**Goal**: Search the material for "from" and show all lines that contain it.

**Dataset extract**:
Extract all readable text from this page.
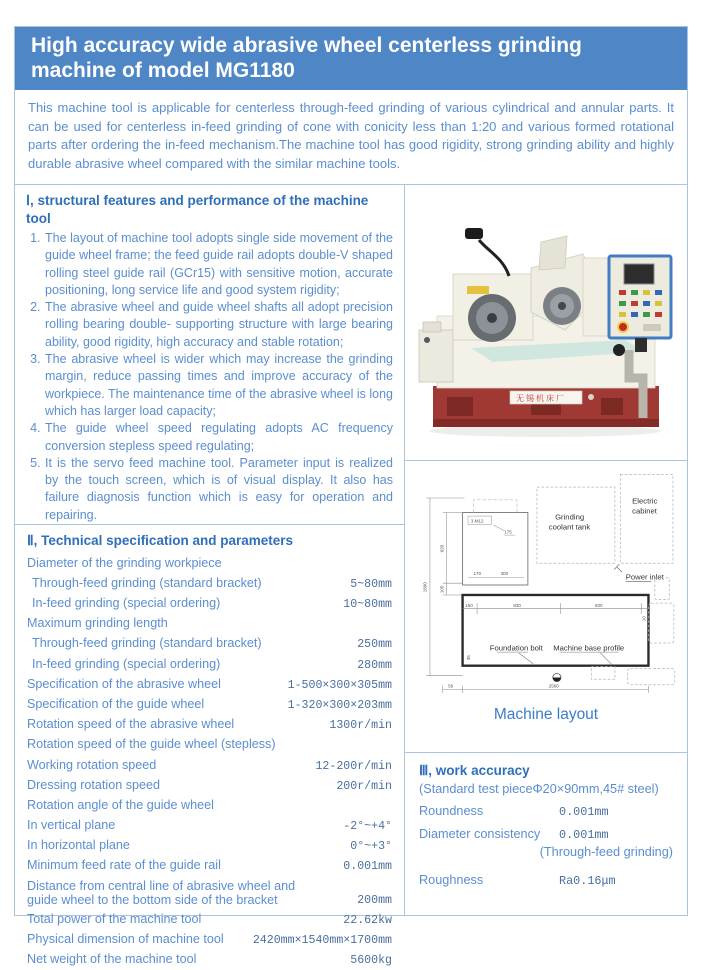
High accuracy wide abrasive wheel centerless grinding machine of model MG1180
This machine tool is applicable for centerless through-feed grinding of various cylindrical and annular parts. It can be used for centerless in-feed grinding of cone with conicity less than 1:20 and various formed rotational parts after ordering the in-feed mechanism.The machine tool has good rigidity, strong grinding ability and highly durable abrasive wheel compared with the similar machine tools.
Ⅰ, structural features and performance of the machine tool
1. The layout of machine tool adopts single side movement of the guide wheel frame; the feed guide rail adopts double-V shaped rolling steel guide rail (GCr15) with sensitive motion, accurate positioning, long service life and good system rigidity;
2. The abrasive wheel and guide wheel shafts all adopt precision rolling bearing double- supporting structure with large bearing ability, good rigidity, high accuracy and stable rotation;
3. The abrasive wheel is wider which may increase the grinding margin, reduce passing times and improve accuracy of the workpiece. The maintenance time of the abrasive wheel is long which has larger load capacity;
4. The guide wheel speed regulating adopts AC frequency conversion stepless speed regulating;
5. It is the servo feed machine tool. Parameter input is realized by the touch screen, which is of visual display. It also has failure diagnosis function which is easy for operation and repairing.
Ⅱ, Technical specification and parameters
Diameter of the grinding workpiece
Through-feed grinding (standard bracket)	5~80mm
In-feed grinding (special ordering)	10~80mm
Maximum grinding length
Through-feed grinding (standard bracket)	250mm
In-feed grinding (special ordering)	280mm
Specification of the abrasive wheel	1-500×300×305mm
Specification of the guide wheel	1-320×300×203mm
Rotation speed of the abrasive wheel	1300r/min
Rotation speed of the guide wheel (stepless)
Working rotation speed	12-200r/min
Dressing rotation speed	200r/min
Rotation angle of the guide wheel
In vertical plane	-2°~+4°
In horizontal plane	0°~+3°
Minimum feed rate of the guide rail	0.001mm
Distance from central line of abrasive wheel and guide wheel to the bottom side of the bracket	200mm
Total power of the machine tool	22.62kw
Physical dimension of machine tool	2420mm×1540mm×1700mm
Net weight of the machine tool	5600kg
无锡机床厂
Electric
cabinet
Grinding
coolant tank
Power inlet
3-M12
175
170	300
1890
620
105
150	830	830
10
Foundation bolt Machine base profile
35
56	2560
Machine layout
Ⅲ, work accuracy
(Standard test pieceΦ20×90mm,45# steel)
Roundness	0.001mm
Diameter consistency	0.001mm
(Through-feed grinding)
Roughness	Ra0.16μm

**Output below**:
Extract all readable text from this page.
Distance from central line of abrasive wheel and guide wheel to the bottom side of the bracket	200mm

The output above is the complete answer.